Exercise task:
In the part of the listing that opens with the line containing "Patent image size: (355, 495)." and closes with the line containing "The yaw axis 32 is at (183, 50).", swap "perspective view" for "oblique view" and change nothing else. Return only those lines.
# # # # # # #
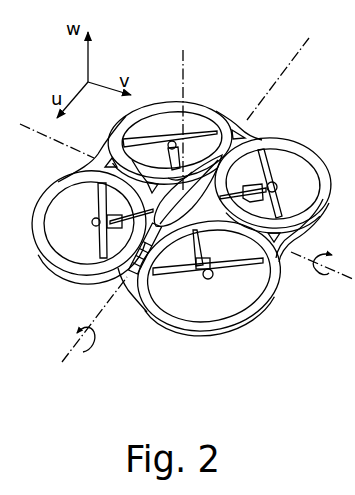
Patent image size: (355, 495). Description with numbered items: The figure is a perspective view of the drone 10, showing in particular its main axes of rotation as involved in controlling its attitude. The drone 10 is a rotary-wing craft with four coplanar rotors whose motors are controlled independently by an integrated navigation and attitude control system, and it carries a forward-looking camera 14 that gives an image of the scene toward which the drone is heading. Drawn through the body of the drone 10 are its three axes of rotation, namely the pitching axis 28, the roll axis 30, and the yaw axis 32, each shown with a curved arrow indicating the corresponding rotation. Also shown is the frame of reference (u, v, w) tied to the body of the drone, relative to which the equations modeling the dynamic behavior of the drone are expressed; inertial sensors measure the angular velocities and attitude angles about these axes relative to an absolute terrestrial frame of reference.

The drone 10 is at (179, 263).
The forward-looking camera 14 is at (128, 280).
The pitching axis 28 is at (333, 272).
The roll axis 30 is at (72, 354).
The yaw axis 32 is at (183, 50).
# # # # # # #
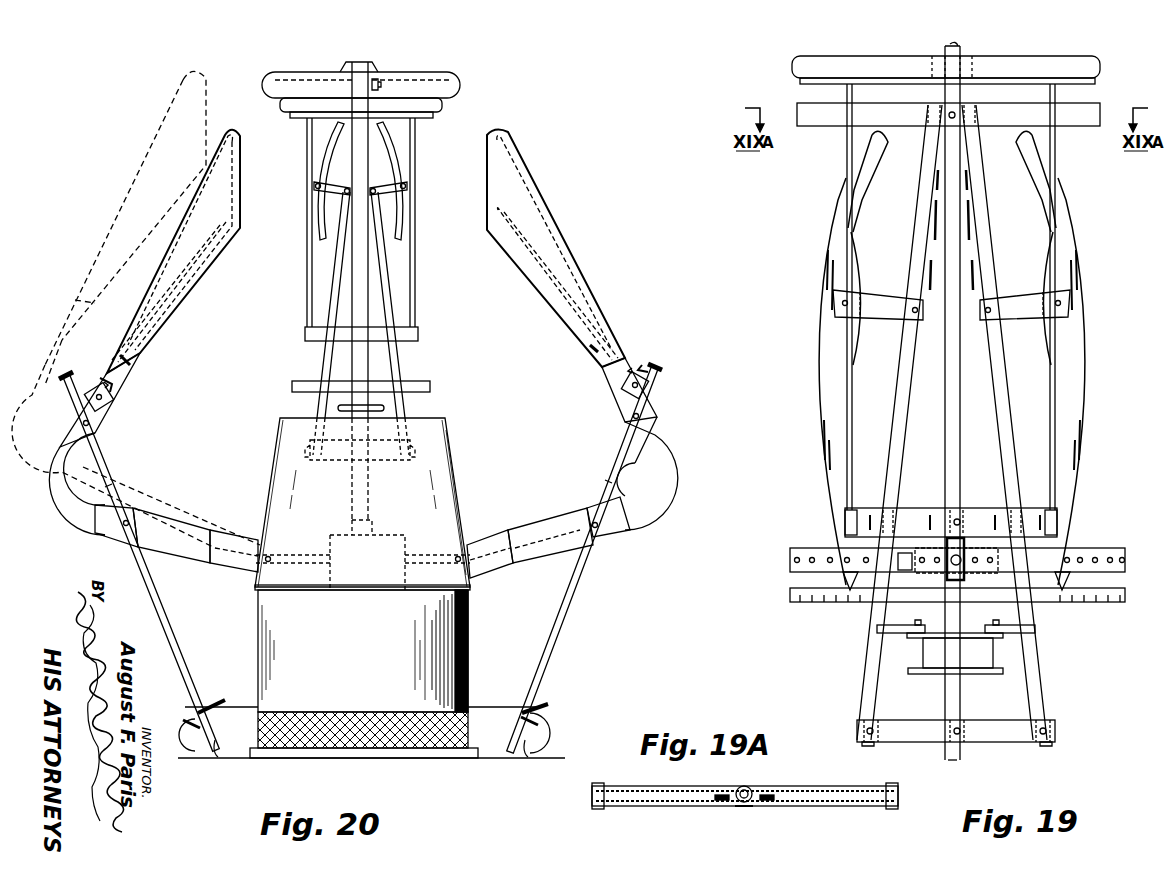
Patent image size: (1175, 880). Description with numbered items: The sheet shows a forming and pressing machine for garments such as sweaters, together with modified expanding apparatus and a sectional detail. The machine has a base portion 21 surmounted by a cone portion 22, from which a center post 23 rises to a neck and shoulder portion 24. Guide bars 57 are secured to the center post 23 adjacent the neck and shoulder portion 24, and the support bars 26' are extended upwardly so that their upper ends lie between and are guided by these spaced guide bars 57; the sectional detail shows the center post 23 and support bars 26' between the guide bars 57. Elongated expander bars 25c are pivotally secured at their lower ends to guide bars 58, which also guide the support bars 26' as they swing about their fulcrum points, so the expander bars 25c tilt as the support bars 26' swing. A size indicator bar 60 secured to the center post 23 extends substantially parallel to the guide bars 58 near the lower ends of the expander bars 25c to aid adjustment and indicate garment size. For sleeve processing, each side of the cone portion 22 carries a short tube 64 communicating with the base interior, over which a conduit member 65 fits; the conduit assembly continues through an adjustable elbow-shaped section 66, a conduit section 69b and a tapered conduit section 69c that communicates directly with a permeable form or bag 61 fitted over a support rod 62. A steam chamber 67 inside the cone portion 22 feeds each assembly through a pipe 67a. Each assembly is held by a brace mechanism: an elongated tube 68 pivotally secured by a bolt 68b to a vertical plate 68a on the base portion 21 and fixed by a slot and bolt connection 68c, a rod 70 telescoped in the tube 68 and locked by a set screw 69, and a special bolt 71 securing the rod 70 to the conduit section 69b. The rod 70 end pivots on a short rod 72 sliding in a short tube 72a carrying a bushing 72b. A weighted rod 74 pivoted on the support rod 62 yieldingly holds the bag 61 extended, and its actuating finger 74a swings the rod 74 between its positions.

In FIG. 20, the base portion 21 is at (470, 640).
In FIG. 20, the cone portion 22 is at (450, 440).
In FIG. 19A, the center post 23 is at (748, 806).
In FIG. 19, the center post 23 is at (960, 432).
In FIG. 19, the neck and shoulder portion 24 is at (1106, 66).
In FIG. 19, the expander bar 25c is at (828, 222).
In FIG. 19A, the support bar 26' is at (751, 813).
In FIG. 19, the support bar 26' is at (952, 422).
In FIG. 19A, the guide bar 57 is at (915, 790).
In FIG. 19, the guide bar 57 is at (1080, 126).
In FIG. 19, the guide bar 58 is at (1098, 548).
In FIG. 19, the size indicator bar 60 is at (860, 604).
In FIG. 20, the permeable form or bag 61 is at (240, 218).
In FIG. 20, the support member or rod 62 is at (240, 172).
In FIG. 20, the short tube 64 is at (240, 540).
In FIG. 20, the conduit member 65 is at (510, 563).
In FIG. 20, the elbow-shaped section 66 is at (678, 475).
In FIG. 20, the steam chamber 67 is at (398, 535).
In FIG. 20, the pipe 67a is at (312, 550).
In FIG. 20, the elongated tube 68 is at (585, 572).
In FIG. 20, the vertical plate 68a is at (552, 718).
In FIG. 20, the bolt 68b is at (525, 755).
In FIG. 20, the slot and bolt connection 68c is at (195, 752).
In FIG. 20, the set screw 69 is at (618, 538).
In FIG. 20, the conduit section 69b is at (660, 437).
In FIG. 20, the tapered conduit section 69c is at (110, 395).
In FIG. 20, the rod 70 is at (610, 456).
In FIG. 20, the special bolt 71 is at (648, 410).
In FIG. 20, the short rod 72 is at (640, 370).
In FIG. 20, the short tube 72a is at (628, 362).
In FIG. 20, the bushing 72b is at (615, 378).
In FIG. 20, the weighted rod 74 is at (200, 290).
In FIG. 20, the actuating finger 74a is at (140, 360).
# # # # # # #
The answer:
Patent image size: (355, 495). Description with numbered items: The figure is a oblique view of the drone 10, showing in particular its main axes of rotation as involved in controlling its attitude. The drone 10 is a rotary-wing craft with four coplanar rotors whose motors are controlled independently by an integrated navigation and attitude control system, and it carries a forward-looking camera 14 that gives an image of the scene toward which the drone is heading. Drawn through the body of the drone 10 are its three axes of rotation, namely the pitching axis 28, the roll axis 30, and the yaw axis 32, each shown with a curved arrow indicating the corresponding rotation. Also shown is the frame of reference (u, v, w) tied to the body of the drone, relative to which the equations modeling the dynamic behavior of the drone are expressed; inertial sensors measure the angular velocities and attitude angles about these axes relative to an absolute terrestrial frame of reference.

The drone 10 is at (179, 263).
The forward-looking camera 14 is at (128, 280).
The pitching axis 28 is at (333, 272).
The roll axis 30 is at (72, 354).
The yaw axis 32 is at (183, 50).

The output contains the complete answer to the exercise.